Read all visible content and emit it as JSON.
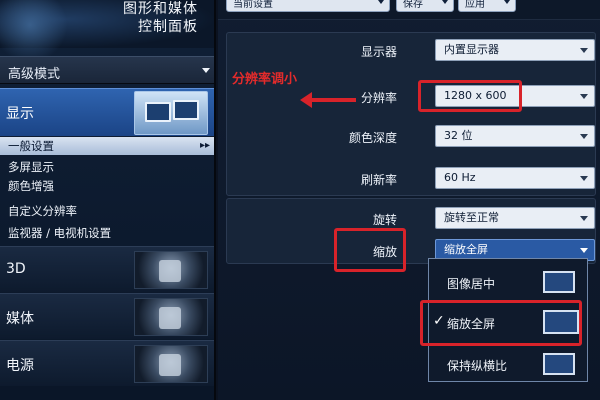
{
  "header": {
    "title_line1": "图形和媒体",
    "title_line2": "控制面板"
  },
  "mode_select": {
    "label": "高级模式"
  },
  "categories": {
    "display": "显示",
    "d3": "3D",
    "media": "媒体",
    "power": "电源"
  },
  "sub_items": [
    "一般设置",
    "多屏显示",
    "颜色增强",
    "自定义分辨率",
    "监视器 / 电视机设置"
  ],
  "sub_item_arrow": "▸▸",
  "top_strip": {
    "scheme": "当前设置",
    "save": "保存",
    "apply": "应用"
  },
  "settings": {
    "display_label": "显示器",
    "display_value": "内置显示器",
    "resolution_label": "分辨率",
    "resolution_value": "1280 x 600",
    "color_depth_label": "颜色深度",
    "color_depth_value": "32 位",
    "refresh_label": "刷新率",
    "refresh_value": "60 Hz",
    "rotation_label": "旋转",
    "rotation_value": "旋转至正常",
    "scaling_label": "缩放",
    "scaling_value": "缩放全屏"
  },
  "annotation": {
    "text": "分辨率调小"
  },
  "scaling_options": [
    {
      "label": "图像居中",
      "checked": false
    },
    {
      "label": "缩放全屏",
      "checked": true
    },
    {
      "label": "保持纵横比",
      "checked": false
    }
  ],
  "check_mark": "✓",
  "colors": {
    "highlight": "#d8232a",
    "selected_category": "#2f64b0",
    "annotation_text": "#e32b2b"
  }
}
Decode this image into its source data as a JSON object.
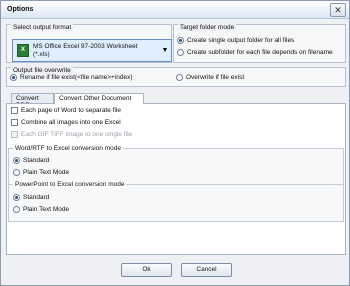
{
  "window": {
    "title": "Options",
    "close_glyph": "✕"
  },
  "output_format": {
    "legend": "Select output format",
    "selected": "MS Office Excel 97-2003 Worksheet (*.xls)",
    "icon": "excel-icon",
    "icon_glyph": "X"
  },
  "target_folder": {
    "legend": "Target folder mode",
    "options": [
      "Create single output folder for all files",
      "Create subfolder for each file depends on filename"
    ],
    "selected_index": 0
  },
  "overwrite": {
    "legend": "Output file overwrite",
    "options": [
      "Rename if file exist(<file name>+index)",
      "Overwrite if file exist"
    ],
    "selected_index": 0
  },
  "tabs": [
    "Convert PDF",
    "Convert Other Document"
  ],
  "active_tab": 1,
  "checkboxes": [
    {
      "label": "Each page of Word to separate file",
      "checked": false,
      "enabled": true
    },
    {
      "label": "Combine all images into one Excel",
      "checked": false,
      "enabled": true
    },
    {
      "label": "Each GIF TIFF image to one single file",
      "checked": false,
      "enabled": false
    }
  ],
  "word_mode": {
    "legend": "Word/RTF to Excel conversion mode",
    "options": [
      "Standard",
      "Plain Text Mode"
    ],
    "selected_index": 0
  },
  "ppt_mode": {
    "legend": "PowerPoint to Excel conversion mode",
    "options": [
      "Standard",
      "Plain Text Mode"
    ],
    "selected_index": 0
  },
  "buttons": {
    "ok": "Ok",
    "cancel": "Cancel"
  }
}
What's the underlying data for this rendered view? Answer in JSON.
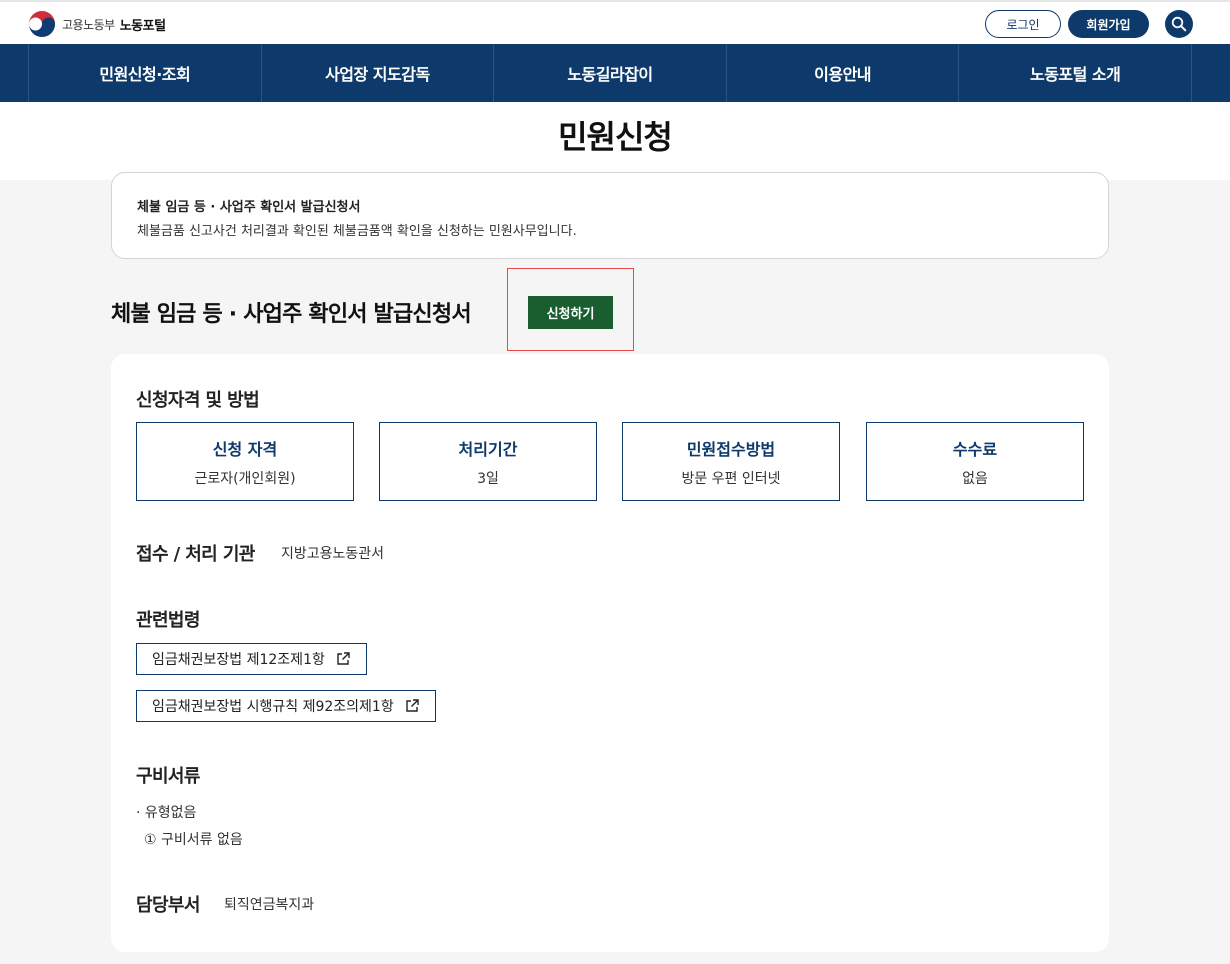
{
  "header": {
    "ministry": "고용노동부",
    "portal": "노동포털",
    "login_label": "로그인",
    "join_label": "회원가입"
  },
  "nav": {
    "items": [
      "민원신청·조회",
      "사업장 지도감독",
      "노동길라잡이",
      "이용안내",
      "노동포털 소개"
    ]
  },
  "page": {
    "title": "민원신청"
  },
  "summary": {
    "title": "체불 임금 등 · 사업주 확인서 발급신청서",
    "description": "체불금품 신고사건 처리결과 확인된 체불금품액 확인을 신청하는 민원사무입니다."
  },
  "main": {
    "heading": "체불 임금 등 · 사업주 확인서 발급신청서",
    "apply_label": "신청하기"
  },
  "qualification": {
    "heading": "신청자격 및 방법",
    "boxes": [
      {
        "label": "신청 자격",
        "value": "근로자(개인회원)"
      },
      {
        "label": "처리기간",
        "value": "3일"
      },
      {
        "label": "민원접수방법",
        "value": "방문 우편 인터넷"
      },
      {
        "label": "수수료",
        "value": "없음"
      }
    ]
  },
  "agency": {
    "heading": "접수 / 처리 기관",
    "value": "지방고용노동관서"
  },
  "laws": {
    "heading": "관련법령",
    "items": [
      "임금채권보장법 제12조제1항",
      "임금채권보장법 시행규칙 제92조의제1항"
    ]
  },
  "documents": {
    "heading": "구비서류",
    "type": "· 유형없음",
    "item": "① 구비서류 없음"
  },
  "department": {
    "heading": "담당부서",
    "value": "퇴직연금복지과"
  },
  "colors": {
    "primary": "#0d3a6b",
    "apply_button": "#1a5e30",
    "highlight": "#e84a4a"
  },
  "icons": [
    "taeguk-logo-icon",
    "search-icon",
    "external-link-icon"
  ]
}
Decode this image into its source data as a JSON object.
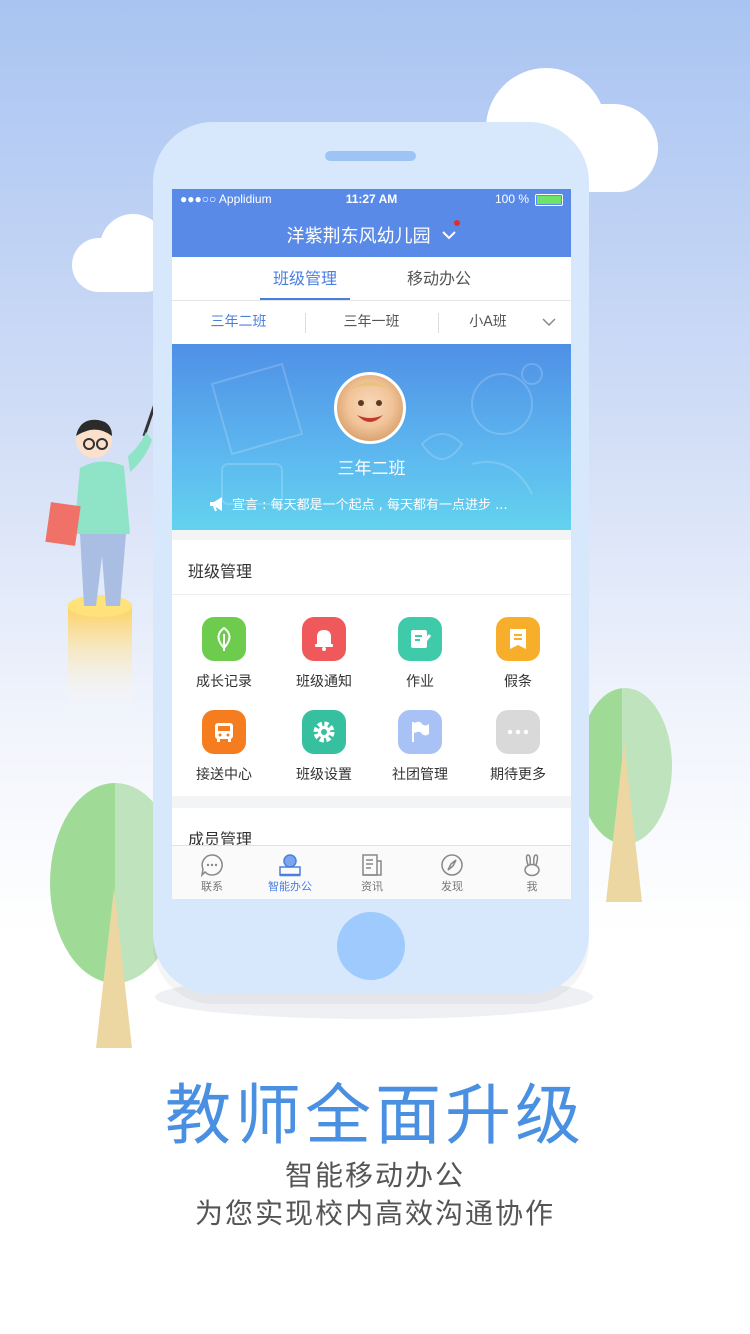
{
  "status_bar": {
    "carrier": "●●●○○ Applidium",
    "time": "11:27 AM",
    "battery": "100 %"
  },
  "nav": {
    "title": "洋紫荆东风幼儿园"
  },
  "tabs": [
    {
      "label": "班级管理"
    },
    {
      "label": "移动办公"
    }
  ],
  "classes": [
    {
      "label": "三年二班"
    },
    {
      "label": "三年一班"
    },
    {
      "label": "小A班"
    }
  ],
  "banner": {
    "class_name": "三年二班",
    "motto": "宣言 : 每天都是一个起点 , 每天都有一点进步 ..."
  },
  "class_management": {
    "title": "班级管理",
    "items": [
      {
        "label": "成长记录",
        "icon": "leaf-icon",
        "color": "#6dcb4e"
      },
      {
        "label": "班级通知",
        "icon": "bell-icon",
        "color": "#f0595b"
      },
      {
        "label": "作业",
        "icon": "edit-icon",
        "color": "#3fcaa9"
      },
      {
        "label": "假条",
        "icon": "note-icon",
        "color": "#f7ae2a"
      },
      {
        "label": "接送中心",
        "icon": "bus-icon",
        "color": "#f67d1f"
      },
      {
        "label": "班级设置",
        "icon": "gear-icon",
        "color": "#36c0a0"
      },
      {
        "label": "社团管理",
        "icon": "flag-icon",
        "color": "#a9c2f5"
      },
      {
        "label": "期待更多",
        "icon": "more-icon",
        "color": "#d9d9d9"
      }
    ]
  },
  "member_management": {
    "title": "成员管理"
  },
  "bottom_nav": [
    {
      "label": "联系",
      "icon": "chat-icon"
    },
    {
      "label": "智能办公",
      "icon": "office-icon"
    },
    {
      "label": "资讯",
      "icon": "news-icon"
    },
    {
      "label": "发现",
      "icon": "compass-icon"
    },
    {
      "label": "我",
      "icon": "rabbit-icon"
    }
  ],
  "promo": {
    "headline": "教师全面升级",
    "line1": "智能移动办公",
    "line2": "为您实现校内高效沟通协作"
  },
  "colors": {
    "brand": "#5a8ae7",
    "accent": "#4a7fe0",
    "headline": "#4a90e2"
  }
}
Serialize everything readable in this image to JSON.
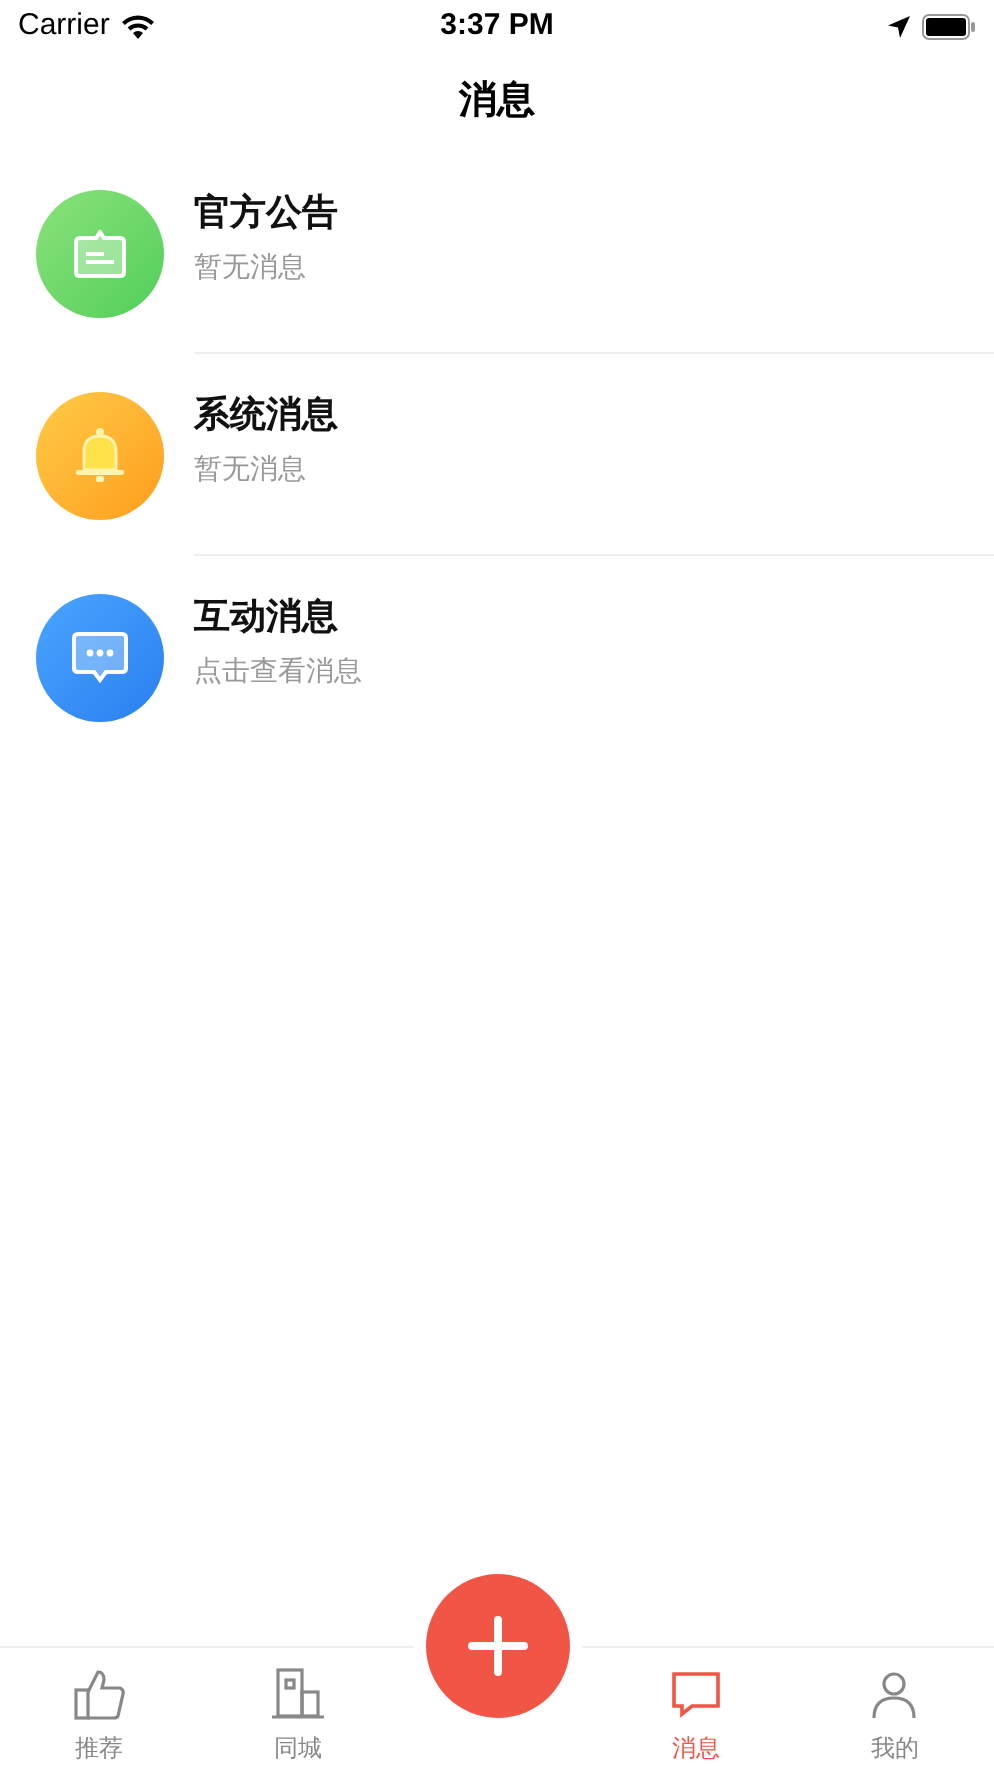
{
  "status_bar": {
    "carrier": "Carrier",
    "time": "3:37 PM"
  },
  "nav_bar": {
    "title": "消息"
  },
  "messages": [
    {
      "kind": "announcement",
      "title": "官方公告",
      "subtitle": "暂无消息"
    },
    {
      "kind": "system",
      "title": "系统消息",
      "subtitle": "暂无消息"
    },
    {
      "kind": "interaction",
      "title": "互动消息",
      "subtitle": "点击查看消息"
    }
  ],
  "tab_bar": [
    {
      "kind": "recommend",
      "label": "推荐",
      "selected": false
    },
    {
      "kind": "city",
      "label": "同城",
      "selected": false
    },
    {
      "kind": "add"
    },
    {
      "kind": "messages",
      "label": "消息",
      "selected": true
    },
    {
      "kind": "profile",
      "label": "我的",
      "selected": false
    }
  ]
}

○ ○ ○ ○ ○

# [Short task]
Quote each entry above verbatim and drop the pictures.

# [Correct result]
Read all visible content and emit it as JSON.
{
  "header": {
    "title_line1": "图形和媒体",
    "title_line2": "控制面板"
  },
  "mode_select": {
    "label": "高级模式"
  },
  "categories": {
    "display": "显示",
    "d3": "3D",
    "media": "媒体",
    "power": "电源"
  },
  "sub_items": [
    "一般设置",
    "多屏显示",
    "颜色增强",
    "自定义分辨率",
    "监视器 / 电视机设置"
  ],
  "sub_item_arrow": "▸▸",
  "top_strip": {
    "scheme": "当前设置",
    "save": "保存",
    "apply": "应用"
  },
  "settings": {
    "display_label": "显示器",
    "display_value": "内置显示器",
    "resolution_label": "分辨率",
    "resolution_value": "1280 x 600",
    "color_depth_label": "颜色深度",
    "color_depth_value": "32 位",
    "refresh_label": "刷新率",
    "refresh_value": "60 Hz",
    "rotation_label": "旋转",
    "rotation_value": "旋转至正常",
    "scaling_label": "缩放",
    "scaling_value": "缩放全屏"
  },
  "annotation": {
    "text": "分辨率调小"
  },
  "scaling_options": [
    {
      "label": "图像居中",
      "checked": false
    },
    {
      "label": "缩放全屏",
      "checked": true
    },
    {
      "label": "保持纵横比",
      "checked": false
    }
  ],
  "check_mark": "✓",
  "colors": {
    "highlight": "#d8232a",
    "selected_category": "#2f64b0",
    "annotation_text": "#e32b2b"
  }
}
Decode this image into its source data as a JSON object.
{
  "window": {
    "title": "Options",
    "close_glyph": "✕"
  },
  "output_format": {
    "legend": "Select output format",
    "selected": "MS Office Excel 97-2003 Worksheet (*.xls)",
    "icon": "excel-icon",
    "icon_glyph": "X"
  },
  "target_folder": {
    "legend": "Target folder mode",
    "options": [
      "Create single output folder for all files",
      "Create subfolder for each file depends on filename"
    ],
    "selected_index": 0
  },
  "overwrite": {
    "legend": "Output file overwrite",
    "options": [
      "Rename if file exist(<file name>+index)",
      "Overwrite if file exist"
    ],
    "selected_index": 0
  },
  "tabs": [
    "Convert PDF",
    "Convert Other Document"
  ],
  "active_tab": 1,
  "checkboxes": [
    {
      "label": "Each page of Word to separate file",
      "checked": false,
      "enabled": true
    },
    {
      "label": "Combine all images into one Excel",
      "checked": false,
      "enabled": true
    },
    {
      "label": "Each GIF TIFF image to one single file",
      "checked": false,
      "enabled": false
    }
  ],
  "word_mode": {
    "legend": "Word/RTF to Excel conversion mode",
    "options": [
      "Standard",
      "Plain Text Mode"
    ],
    "selected_index": 0
  },
  "ppt_mode": {
    "legend": "PowerPoint to Excel conversion mode",
    "options": [
      "Standard",
      "Plain Text Mode"
    ],
    "selected_index": 0
  },
  "buttons": {
    "ok": "Ok",
    "cancel": "Cancel"
  }
}
What's the underlying data for this rendered view? Answer in JSON.
{
  "header": {
    "ministry": "고용노동부",
    "portal": "노동포털",
    "login_label": "로그인",
    "join_label": "회원가입"
  },
  "nav": {
    "items": [
      "민원신청·조회",
      "사업장 지도감독",
      "노동길라잡이",
      "이용안내",
      "노동포털 소개"
    ]
  },
  "page": {
    "title": "민원신청"
  },
  "summary": {
    "title": "체불 임금 등 · 사업주 확인서 발급신청서",
    "description": "체불금품 신고사건 처리결과 확인된 체불금품액 확인을 신청하는 민원사무입니다."
  },
  "main": {
    "heading": "체불 임금 등 · 사업주 확인서 발급신청서",
    "apply_label": "신청하기"
  },
  "qualification": {
    "heading": "신청자격 및 방법",
    "boxes": [
      {
        "label": "신청 자격",
        "value": "근로자(개인회원)"
      },
      {
        "label": "처리기간",
        "value": "3일"
      },
      {
        "label": "민원접수방법",
        "value": "방문 우편 인터넷"
      },
      {
        "label": "수수료",
        "value": "없음"
      }
    ]
  },
  "agency": {
    "heading": "접수 / 처리 기관",
    "value": "지방고용노동관서"
  },
  "laws": {
    "heading": "관련법령",
    "items": [
      "임금채권보장법 제12조제1항",
      "임금채권보장법 시행규칙 제92조의제1항"
    ]
  },
  "documents": {
    "heading": "구비서류",
    "type": "· 유형없음",
    "item": "① 구비서류 없음"
  },
  "department": {
    "heading": "담당부서",
    "value": "퇴직연금복지과"
  },
  "colors": {
    "primary": "#0d3a6b",
    "apply_button": "#1a5e30",
    "highlight": "#e84a4a"
  },
  "icons": [
    "taeguk-logo-icon",
    "search-icon",
    "external-link-icon"
  ]
}
Decode this image into its source data as a JSON object.
{
  "status_bar": {
    "carrier": "●●●○○ Applidium",
    "time": "11:27 AM",
    "battery": "100 %"
  },
  "nav": {
    "title": "洋紫荆东风幼儿园"
  },
  "tabs": [
    {
      "label": "班级管理"
    },
    {
      "label": "移动办公"
    }
  ],
  "classes": [
    {
      "label": "三年二班"
    },
    {
      "label": "三年一班"
    },
    {
      "label": "小A班"
    }
  ],
  "banner": {
    "class_name": "三年二班",
    "motto": "宣言 : 每天都是一个起点 , 每天都有一点进步 ..."
  },
  "class_management": {
    "title": "班级管理",
    "items": [
      {
        "label": "成长记录",
        "icon": "leaf-icon",
        "color": "#6dcb4e"
      },
      {
        "label": "班级通知",
        "icon": "bell-icon",
        "color": "#f0595b"
      },
      {
        "label": "作业",
        "icon": "edit-icon",
        "color": "#3fcaa9"
      },
      {
        "label": "假条",
        "icon": "note-icon",
        "color": "#f7ae2a"
      },
      {
        "label": "接送中心",
        "icon": "bus-icon",
        "color": "#f67d1f"
      },
      {
        "label": "班级设置",
        "icon": "gear-icon",
        "color": "#36c0a0"
      },
      {
        "label": "社团管理",
        "icon": "flag-icon",
        "color": "#a9c2f5"
      },
      {
        "label": "期待更多",
        "icon": "more-icon",
        "color": "#d9d9d9"
      }
    ]
  },
  "member_management": {
    "title": "成员管理"
  },
  "bottom_nav": [
    {
      "label": "联系",
      "icon": "chat-icon"
    },
    {
      "label": "智能办公",
      "icon": "office-icon"
    },
    {
      "label": "资讯",
      "icon": "news-icon"
    },
    {
      "label": "发现",
      "icon": "compass-icon"
    },
    {
      "label": "我",
      "icon": "rabbit-icon"
    }
  ],
  "promo": {
    "headline": "教师全面升级",
    "line1": "智能移动办公",
    "line2": "为您实现校内高效沟通协作"
  },
  "colors": {
    "brand": "#5a8ae7",
    "accent": "#4a7fe0",
    "headline": "#4a90e2"
  }
}
Serialize everything readable in this image to JSON.
{
  "status_bar": {
    "carrier": "Carrier",
    "time": "3:37 PM"
  },
  "nav_bar": {
    "title": "消息"
  },
  "messages": [
    {
      "kind": "announcement",
      "title": "官方公告",
      "subtitle": "暂无消息"
    },
    {
      "kind": "system",
      "title": "系统消息",
      "subtitle": "暂无消息"
    },
    {
      "kind": "interaction",
      "title": "互动消息",
      "subtitle": "点击查看消息"
    }
  ],
  "tab_bar": [
    {
      "kind": "recommend",
      "label": "推荐",
      "selected": false
    },
    {
      "kind": "city",
      "label": "同城",
      "selected": false
    },
    {
      "kind": "add"
    },
    {
      "kind": "messages",
      "label": "消息",
      "selected": true
    },
    {
      "kind": "profile",
      "label": "我的",
      "selected": false
    }
  ]
}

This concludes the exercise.